| SHORT EXERCISE |
Reproduce the entire listing word for word.

| EXERCISE INPUTS |
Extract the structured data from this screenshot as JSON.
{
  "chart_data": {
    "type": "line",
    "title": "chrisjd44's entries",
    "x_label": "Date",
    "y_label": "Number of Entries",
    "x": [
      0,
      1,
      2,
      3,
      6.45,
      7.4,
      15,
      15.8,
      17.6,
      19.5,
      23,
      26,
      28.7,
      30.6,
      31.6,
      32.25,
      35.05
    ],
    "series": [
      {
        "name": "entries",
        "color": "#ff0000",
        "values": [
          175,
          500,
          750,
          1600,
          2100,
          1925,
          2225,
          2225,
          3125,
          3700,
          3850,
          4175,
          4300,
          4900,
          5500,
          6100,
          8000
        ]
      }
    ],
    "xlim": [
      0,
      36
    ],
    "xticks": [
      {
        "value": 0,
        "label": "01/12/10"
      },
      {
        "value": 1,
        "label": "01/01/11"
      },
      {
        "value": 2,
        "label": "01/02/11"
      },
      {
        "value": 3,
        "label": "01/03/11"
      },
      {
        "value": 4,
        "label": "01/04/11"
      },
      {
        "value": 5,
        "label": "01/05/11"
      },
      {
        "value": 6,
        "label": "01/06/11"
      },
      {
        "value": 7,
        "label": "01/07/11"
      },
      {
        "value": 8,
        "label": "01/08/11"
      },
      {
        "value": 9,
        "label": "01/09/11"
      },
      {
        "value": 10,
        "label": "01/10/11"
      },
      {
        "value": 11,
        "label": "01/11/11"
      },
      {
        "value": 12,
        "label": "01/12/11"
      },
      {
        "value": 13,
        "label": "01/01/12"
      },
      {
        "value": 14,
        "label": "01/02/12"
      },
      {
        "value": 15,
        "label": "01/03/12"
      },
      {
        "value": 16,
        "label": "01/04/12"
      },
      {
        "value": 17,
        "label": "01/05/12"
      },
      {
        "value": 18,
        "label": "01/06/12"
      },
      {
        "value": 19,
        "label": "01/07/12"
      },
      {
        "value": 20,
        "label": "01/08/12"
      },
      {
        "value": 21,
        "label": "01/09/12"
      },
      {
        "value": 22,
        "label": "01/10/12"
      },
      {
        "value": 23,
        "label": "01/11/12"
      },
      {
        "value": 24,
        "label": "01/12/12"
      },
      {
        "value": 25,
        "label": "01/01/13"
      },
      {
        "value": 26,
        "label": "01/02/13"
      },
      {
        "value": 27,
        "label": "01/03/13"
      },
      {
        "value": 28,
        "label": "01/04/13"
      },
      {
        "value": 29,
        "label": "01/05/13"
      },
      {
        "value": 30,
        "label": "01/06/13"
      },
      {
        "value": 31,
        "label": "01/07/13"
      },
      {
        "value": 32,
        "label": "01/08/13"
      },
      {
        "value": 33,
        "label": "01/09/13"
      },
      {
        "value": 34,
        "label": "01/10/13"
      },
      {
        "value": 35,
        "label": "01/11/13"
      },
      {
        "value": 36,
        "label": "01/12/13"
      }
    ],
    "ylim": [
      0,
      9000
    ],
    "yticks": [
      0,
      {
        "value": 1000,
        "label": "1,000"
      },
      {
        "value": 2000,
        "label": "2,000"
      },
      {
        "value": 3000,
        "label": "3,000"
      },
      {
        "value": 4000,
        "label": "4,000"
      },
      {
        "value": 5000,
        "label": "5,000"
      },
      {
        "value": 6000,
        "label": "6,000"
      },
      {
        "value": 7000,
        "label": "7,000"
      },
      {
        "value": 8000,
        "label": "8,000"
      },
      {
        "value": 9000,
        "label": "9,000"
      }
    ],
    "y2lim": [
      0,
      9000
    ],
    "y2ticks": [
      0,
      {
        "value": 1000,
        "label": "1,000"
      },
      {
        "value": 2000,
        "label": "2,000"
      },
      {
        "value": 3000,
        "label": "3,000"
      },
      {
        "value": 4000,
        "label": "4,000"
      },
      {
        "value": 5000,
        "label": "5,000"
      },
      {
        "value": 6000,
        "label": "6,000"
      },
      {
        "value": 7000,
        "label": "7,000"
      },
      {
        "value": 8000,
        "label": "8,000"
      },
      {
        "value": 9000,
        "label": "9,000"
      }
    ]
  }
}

| REPLY |
Extract the structured data from this screenshot as JSON.
{
  "chart_data": {
    "type": "line",
    "title": "chrisjd44's entries",
    "x_label": "Date",
    "y_label": "Number of Entries",
    "x": [
      0,
      1,
      2,
      3,
      6.45,
      7.4,
      15,
      15.8,
      17.6,
      19.5,
      23,
      26,
      28.7,
      30.6,
      31.6,
      32.25,
      35.05
    ],
    "series": [
      {
        "name": "entries",
        "color": "#ff0000",
        "values": [
          175,
          500,
          750,
          1600,
          2100,
          1925,
          2225,
          2225,
          3125,
          3700,
          3850,
          4175,
          4300,
          4900,
          5500,
          6100,
          8000
        ]
      }
    ],
    "xlim": [
      0,
      36
    ],
    "xticks": [
      {
        "value": 0,
        "label": "01/12/10"
      },
      {
        "value": 1,
        "label": "01/01/11"
      },
      {
        "value": 2,
        "label": "01/02/11"
      },
      {
        "value": 3,
        "label": "01/03/11"
      },
      {
        "value": 4,
        "label": "01/04/11"
      },
      {
        "value": 5,
        "label": "01/05/11"
      },
      {
        "value": 6,
        "label": "01/06/11"
      },
      {
        "value": 7,
        "label": "01/07/11"
      },
      {
        "value": 8,
        "label": "01/08/11"
      },
      {
        "value": 9,
        "label": "01/09/11"
      },
      {
        "value": 10,
        "label": "01/10/11"
      },
      {
        "value": 11,
        "label": "01/11/11"
      },
      {
        "value": 12,
        "label": "01/12/11"
      },
      {
        "value": 13,
        "label": "01/01/12"
      },
      {
        "value": 14,
        "label": "01/02/12"
      },
      {
        "value": 15,
        "label": "01/03/12"
      },
      {
        "value": 16,
        "label": "01/04/12"
      },
      {
        "value": 17,
        "label": "01/05/12"
      },
      {
        "value": 18,
        "label": "01/06/12"
      },
      {
        "value": 19,
        "label": "01/07/12"
      },
      {
        "value": 20,
        "label": "01/08/12"
      },
      {
        "value": 21,
        "label": "01/09/12"
      },
      {
        "value": 22,
        "label": "01/10/12"
      },
      {
        "value": 23,
        "label": "01/11/12"
      },
      {
        "value": 24,
        "label": "01/12/12"
      },
      {
        "value": 25,
        "label": "01/01/13"
      },
      {
        "value": 26,
        "label": "01/02/13"
      },
      {
        "value": 27,
        "label": "01/03/13"
      },
      {
        "value": 28,
        "label": "01/04/13"
      },
      {
        "value": 29,
        "label": "01/05/13"
      },
      {
        "value": 30,
        "label": "01/06/13"
      },
      {
        "value": 31,
        "label": "01/07/13"
      },
      {
        "value": 32,
        "label": "01/08/13"
      },
      {
        "value": 33,
        "label": "01/09/13"
      },
      {
        "value": 34,
        "label": "01/10/13"
      },
      {
        "value": 35,
        "label": "01/11/13"
      },
      {
        "value": 36,
        "label": "01/12/13"
      }
    ],
    "ylim": [
      0,
      9000
    ],
    "yticks": [
      0,
      {
        "value": 1000,
        "label": "1,000"
      },
      {
        "value": 2000,
        "label": "2,000"
      },
      {
        "value": 3000,
        "label": "3,000"
      },
      {
        "value": 4000,
        "label": "4,000"
      },
      {
        "value": 5000,
        "label": "5,000"
      },
      {
        "value": 6000,
        "label": "6,000"
      },
      {
        "value": 7000,
        "label": "7,000"
      },
      {
        "value": 8000,
        "label": "8,000"
      },
      {
        "value": 9000,
        "label": "9,000"
      }
    ],
    "y2lim": [
      0,
      9000
    ],
    "y2ticks": [
      0,
      {
        "value": 1000,
        "label": "1,000"
      },
      {
        "value": 2000,
        "label": "2,000"
      },
      {
        "value": 3000,
        "label": "3,000"
      },
      {
        "value": 4000,
        "label": "4,000"
      },
      {
        "value": 5000,
        "label": "5,000"
      },
      {
        "value": 6000,
        "label": "6,000"
      },
      {
        "value": 7000,
        "label": "7,000"
      },
      {
        "value": 8000,
        "label": "8,000"
      },
      {
        "value": 9000,
        "label": "9,000"
      }
    ]
  }
}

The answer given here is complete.